### Excerpted data ###

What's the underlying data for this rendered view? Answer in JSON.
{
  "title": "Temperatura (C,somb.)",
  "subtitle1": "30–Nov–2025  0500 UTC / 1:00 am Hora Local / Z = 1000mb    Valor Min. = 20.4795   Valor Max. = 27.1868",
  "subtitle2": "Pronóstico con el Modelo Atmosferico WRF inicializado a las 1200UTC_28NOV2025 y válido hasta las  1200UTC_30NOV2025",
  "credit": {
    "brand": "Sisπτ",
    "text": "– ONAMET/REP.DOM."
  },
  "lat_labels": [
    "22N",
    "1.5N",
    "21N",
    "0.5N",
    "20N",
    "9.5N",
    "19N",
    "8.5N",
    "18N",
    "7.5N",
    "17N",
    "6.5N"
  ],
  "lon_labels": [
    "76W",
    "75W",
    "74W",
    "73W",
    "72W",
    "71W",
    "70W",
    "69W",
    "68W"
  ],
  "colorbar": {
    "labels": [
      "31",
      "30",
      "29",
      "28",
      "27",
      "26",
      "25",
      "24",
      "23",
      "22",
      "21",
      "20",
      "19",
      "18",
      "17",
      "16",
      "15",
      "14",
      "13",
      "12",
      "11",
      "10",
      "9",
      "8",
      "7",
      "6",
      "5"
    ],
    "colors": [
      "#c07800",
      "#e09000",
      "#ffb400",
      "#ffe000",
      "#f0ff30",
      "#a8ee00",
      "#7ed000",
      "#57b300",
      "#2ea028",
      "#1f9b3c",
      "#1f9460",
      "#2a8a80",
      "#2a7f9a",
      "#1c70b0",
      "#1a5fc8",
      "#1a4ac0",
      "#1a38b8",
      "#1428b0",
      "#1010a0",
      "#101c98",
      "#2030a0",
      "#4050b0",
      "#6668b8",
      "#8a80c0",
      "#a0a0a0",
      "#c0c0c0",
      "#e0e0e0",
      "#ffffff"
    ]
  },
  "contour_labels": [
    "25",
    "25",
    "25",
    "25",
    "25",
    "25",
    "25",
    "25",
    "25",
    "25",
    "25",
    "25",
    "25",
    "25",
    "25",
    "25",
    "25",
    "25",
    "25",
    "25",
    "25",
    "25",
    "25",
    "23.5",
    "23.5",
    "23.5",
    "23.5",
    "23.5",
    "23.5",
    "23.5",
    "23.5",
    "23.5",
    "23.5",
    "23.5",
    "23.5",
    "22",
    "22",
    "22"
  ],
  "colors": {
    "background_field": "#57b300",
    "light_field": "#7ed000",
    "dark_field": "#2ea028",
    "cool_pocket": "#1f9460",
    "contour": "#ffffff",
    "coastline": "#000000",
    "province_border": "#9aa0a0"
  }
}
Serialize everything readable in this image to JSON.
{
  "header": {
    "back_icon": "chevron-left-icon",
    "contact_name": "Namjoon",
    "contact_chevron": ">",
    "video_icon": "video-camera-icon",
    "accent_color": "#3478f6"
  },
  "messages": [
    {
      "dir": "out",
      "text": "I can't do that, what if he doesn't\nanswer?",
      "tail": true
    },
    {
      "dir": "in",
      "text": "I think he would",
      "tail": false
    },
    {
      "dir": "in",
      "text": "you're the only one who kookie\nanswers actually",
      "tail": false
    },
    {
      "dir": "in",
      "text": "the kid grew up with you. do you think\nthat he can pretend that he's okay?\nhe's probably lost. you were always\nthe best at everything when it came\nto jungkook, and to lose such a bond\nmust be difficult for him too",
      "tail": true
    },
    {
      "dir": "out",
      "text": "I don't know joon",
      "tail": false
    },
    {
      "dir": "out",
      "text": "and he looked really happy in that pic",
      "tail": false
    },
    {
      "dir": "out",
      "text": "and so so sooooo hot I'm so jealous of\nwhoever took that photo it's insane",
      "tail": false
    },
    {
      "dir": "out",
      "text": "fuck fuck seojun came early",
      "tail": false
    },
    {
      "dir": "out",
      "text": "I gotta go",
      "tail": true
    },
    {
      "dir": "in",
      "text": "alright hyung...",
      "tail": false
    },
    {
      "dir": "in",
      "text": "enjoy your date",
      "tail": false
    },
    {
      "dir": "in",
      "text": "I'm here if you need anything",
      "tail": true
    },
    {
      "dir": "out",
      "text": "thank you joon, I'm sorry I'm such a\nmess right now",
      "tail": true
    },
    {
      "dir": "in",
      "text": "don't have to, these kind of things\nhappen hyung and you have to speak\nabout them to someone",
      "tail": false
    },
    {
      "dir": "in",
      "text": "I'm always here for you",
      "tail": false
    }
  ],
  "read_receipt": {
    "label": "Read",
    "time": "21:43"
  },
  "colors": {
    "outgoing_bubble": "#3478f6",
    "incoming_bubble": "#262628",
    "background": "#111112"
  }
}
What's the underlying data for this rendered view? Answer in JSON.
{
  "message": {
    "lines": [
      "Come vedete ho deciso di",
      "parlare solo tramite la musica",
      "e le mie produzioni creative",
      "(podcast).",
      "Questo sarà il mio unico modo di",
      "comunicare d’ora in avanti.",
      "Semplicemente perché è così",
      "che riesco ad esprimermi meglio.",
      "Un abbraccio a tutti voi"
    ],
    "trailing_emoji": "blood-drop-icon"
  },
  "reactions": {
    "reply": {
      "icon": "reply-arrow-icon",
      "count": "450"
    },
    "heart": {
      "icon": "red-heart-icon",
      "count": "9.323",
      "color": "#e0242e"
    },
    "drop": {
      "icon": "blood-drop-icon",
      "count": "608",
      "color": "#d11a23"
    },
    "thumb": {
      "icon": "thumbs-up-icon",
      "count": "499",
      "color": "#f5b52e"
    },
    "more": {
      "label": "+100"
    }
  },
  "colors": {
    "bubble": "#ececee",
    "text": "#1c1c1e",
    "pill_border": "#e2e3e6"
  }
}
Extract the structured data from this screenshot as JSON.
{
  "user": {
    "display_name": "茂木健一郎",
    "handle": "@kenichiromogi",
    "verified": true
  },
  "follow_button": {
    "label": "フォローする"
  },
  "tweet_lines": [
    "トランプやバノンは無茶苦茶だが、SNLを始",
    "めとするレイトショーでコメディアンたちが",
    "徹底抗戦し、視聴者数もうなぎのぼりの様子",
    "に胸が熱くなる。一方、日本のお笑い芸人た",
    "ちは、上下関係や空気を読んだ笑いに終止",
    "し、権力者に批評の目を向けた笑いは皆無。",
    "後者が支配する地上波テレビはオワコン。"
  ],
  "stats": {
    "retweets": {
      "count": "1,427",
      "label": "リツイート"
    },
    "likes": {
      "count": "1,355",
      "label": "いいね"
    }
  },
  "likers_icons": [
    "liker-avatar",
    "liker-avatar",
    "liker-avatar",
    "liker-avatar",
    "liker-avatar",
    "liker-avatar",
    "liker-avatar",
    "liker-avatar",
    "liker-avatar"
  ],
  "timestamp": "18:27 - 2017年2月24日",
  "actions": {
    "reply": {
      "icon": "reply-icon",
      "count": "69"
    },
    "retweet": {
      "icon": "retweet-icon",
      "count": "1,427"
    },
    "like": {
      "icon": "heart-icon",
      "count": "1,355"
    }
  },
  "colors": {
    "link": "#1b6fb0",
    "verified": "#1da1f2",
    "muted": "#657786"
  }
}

###

Return, from the data, each line that has the word "hyung" in it.

      "text": "alright hyung...",
      "text": "don't have to, these kind of things\nhappen hyung and you have to speak\nabout them to someone",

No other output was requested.